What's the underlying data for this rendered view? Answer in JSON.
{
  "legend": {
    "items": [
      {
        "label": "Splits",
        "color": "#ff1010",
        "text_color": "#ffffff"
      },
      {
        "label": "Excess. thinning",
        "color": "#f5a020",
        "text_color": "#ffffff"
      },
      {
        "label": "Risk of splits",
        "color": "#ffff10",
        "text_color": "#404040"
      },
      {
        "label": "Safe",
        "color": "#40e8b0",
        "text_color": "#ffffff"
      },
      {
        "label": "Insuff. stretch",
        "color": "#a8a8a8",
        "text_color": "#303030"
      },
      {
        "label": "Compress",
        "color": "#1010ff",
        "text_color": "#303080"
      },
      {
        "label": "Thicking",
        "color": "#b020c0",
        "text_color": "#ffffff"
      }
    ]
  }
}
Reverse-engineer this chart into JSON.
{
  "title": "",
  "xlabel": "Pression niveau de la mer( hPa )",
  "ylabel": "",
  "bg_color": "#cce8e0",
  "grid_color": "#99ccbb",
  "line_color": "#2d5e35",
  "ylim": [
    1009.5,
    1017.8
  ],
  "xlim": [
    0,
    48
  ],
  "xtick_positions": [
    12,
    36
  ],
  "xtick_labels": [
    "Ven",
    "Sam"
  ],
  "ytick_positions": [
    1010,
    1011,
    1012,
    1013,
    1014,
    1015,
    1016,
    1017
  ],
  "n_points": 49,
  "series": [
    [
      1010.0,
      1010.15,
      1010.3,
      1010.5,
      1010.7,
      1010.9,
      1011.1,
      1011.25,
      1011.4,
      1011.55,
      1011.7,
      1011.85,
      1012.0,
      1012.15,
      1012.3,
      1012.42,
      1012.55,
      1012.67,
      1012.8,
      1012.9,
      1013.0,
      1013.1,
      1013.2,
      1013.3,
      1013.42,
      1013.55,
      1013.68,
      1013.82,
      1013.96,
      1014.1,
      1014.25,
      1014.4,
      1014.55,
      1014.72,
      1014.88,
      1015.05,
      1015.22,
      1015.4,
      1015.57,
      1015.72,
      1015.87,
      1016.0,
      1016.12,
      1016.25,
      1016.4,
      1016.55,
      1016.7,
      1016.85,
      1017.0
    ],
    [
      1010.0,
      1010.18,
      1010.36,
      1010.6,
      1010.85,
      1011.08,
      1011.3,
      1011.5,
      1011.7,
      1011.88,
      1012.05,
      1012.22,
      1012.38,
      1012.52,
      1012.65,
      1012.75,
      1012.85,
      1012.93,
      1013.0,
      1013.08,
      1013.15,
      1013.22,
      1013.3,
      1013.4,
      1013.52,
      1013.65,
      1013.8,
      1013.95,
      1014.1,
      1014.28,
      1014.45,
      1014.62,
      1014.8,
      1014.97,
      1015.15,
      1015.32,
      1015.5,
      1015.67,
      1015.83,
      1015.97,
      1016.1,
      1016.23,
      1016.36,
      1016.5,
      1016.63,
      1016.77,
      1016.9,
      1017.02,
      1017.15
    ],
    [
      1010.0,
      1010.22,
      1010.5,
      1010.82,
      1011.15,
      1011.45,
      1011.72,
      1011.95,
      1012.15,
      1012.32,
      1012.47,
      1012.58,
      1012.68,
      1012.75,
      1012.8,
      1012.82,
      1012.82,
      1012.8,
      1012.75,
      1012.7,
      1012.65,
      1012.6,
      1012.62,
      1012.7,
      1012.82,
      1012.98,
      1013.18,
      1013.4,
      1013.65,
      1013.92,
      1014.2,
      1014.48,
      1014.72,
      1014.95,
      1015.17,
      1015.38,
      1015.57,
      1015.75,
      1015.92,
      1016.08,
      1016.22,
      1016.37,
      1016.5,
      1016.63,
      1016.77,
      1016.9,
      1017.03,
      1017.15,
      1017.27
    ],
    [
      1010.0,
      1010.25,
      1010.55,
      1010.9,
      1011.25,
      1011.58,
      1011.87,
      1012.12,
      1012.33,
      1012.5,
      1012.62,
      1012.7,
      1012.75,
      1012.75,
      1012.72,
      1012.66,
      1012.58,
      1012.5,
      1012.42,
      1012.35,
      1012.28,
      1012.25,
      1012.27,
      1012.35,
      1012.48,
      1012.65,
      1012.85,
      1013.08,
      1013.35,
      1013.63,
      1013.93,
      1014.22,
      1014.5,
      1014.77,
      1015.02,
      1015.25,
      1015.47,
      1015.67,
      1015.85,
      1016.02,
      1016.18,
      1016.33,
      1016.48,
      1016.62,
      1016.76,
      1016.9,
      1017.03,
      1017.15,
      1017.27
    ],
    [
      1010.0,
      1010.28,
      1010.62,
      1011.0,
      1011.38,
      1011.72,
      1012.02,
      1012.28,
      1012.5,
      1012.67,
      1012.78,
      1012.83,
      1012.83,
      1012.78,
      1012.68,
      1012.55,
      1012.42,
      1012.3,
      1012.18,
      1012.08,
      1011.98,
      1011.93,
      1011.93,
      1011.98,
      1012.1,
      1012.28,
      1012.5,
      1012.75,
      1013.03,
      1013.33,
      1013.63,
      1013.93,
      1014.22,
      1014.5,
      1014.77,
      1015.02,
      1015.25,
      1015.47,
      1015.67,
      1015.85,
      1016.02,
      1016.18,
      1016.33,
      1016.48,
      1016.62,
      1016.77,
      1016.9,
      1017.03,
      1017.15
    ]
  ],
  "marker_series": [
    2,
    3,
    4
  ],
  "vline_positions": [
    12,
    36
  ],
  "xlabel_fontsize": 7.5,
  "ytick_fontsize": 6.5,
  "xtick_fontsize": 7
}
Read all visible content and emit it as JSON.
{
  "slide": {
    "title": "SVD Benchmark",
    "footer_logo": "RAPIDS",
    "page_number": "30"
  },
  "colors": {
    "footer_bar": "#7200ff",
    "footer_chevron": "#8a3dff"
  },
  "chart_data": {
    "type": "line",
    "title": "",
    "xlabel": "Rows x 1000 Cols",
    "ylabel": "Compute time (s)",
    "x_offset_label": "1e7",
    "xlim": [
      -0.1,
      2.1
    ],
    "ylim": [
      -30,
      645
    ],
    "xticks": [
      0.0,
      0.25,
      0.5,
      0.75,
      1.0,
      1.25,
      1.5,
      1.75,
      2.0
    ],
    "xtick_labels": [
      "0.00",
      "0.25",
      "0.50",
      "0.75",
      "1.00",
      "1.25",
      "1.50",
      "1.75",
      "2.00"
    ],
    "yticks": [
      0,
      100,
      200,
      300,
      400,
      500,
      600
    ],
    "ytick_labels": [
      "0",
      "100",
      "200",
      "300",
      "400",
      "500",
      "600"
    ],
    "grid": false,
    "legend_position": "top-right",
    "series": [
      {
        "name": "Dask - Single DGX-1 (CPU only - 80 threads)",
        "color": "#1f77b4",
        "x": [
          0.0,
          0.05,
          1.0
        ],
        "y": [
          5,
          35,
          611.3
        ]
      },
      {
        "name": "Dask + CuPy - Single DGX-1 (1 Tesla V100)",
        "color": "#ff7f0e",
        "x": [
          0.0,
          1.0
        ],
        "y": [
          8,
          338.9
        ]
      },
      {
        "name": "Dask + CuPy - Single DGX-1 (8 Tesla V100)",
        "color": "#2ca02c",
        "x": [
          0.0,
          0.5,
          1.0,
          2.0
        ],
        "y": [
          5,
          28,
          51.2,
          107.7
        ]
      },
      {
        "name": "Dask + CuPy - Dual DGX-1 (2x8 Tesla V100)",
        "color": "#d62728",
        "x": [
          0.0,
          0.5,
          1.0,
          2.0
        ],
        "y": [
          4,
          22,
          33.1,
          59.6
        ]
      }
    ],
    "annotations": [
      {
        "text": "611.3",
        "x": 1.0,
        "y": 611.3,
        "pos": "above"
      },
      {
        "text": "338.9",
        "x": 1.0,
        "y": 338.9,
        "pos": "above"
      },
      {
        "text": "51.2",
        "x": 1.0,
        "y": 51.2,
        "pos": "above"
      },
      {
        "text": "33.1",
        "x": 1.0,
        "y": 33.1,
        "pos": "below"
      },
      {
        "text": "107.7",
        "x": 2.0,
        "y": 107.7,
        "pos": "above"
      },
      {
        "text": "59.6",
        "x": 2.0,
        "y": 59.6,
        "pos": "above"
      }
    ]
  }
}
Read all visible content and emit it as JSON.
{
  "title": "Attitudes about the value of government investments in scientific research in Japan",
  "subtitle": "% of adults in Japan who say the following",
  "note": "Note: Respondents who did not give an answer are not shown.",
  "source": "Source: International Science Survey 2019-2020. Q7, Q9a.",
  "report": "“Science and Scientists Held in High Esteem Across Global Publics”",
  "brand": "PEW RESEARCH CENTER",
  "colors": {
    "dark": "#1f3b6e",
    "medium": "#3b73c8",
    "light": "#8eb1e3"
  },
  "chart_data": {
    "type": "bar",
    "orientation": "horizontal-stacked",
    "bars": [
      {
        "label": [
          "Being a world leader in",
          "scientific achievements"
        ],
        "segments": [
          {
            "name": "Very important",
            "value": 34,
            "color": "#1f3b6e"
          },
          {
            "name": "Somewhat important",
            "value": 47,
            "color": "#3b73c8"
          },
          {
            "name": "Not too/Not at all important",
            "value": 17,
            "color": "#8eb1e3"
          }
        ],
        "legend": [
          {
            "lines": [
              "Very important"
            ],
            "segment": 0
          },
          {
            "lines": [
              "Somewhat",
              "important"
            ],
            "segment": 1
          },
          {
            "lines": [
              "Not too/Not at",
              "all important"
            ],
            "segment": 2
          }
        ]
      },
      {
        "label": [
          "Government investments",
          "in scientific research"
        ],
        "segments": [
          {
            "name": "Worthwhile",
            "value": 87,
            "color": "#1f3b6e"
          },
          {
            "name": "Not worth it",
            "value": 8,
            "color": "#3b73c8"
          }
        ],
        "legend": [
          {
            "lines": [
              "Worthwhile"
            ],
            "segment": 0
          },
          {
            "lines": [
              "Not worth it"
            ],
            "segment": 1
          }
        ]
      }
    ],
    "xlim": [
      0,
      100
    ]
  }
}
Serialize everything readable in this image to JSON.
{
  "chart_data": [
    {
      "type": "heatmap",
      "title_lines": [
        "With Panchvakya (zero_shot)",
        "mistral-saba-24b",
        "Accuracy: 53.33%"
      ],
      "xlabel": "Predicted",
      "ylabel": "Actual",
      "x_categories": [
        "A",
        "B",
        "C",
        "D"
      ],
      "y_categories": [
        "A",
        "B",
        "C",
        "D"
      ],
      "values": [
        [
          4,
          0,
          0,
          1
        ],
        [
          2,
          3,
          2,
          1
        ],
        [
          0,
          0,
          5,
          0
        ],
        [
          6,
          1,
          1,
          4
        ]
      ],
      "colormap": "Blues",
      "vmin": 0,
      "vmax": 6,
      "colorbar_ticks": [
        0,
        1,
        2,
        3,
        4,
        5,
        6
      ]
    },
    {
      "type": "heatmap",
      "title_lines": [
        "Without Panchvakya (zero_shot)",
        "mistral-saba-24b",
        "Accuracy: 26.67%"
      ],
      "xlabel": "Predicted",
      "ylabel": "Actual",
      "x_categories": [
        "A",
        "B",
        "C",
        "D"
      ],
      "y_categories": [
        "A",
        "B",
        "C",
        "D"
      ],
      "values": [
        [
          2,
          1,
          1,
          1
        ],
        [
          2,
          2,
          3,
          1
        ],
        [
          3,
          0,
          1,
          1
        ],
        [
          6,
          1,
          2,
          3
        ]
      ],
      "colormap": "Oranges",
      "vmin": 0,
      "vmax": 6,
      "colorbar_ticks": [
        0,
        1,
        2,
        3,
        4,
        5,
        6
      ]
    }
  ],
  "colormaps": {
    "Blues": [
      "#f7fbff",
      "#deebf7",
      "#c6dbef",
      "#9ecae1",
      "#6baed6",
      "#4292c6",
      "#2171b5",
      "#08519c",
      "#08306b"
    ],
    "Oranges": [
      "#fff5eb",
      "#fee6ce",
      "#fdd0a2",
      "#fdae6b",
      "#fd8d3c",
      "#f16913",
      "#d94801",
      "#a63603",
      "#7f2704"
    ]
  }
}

Aim — From the entries above, list each line with "scientific" in it.

Full answer —
  "title": "Attitudes about the value of government investments in scientific research in Japan",
          "scientific achievements"
          "in scientific research"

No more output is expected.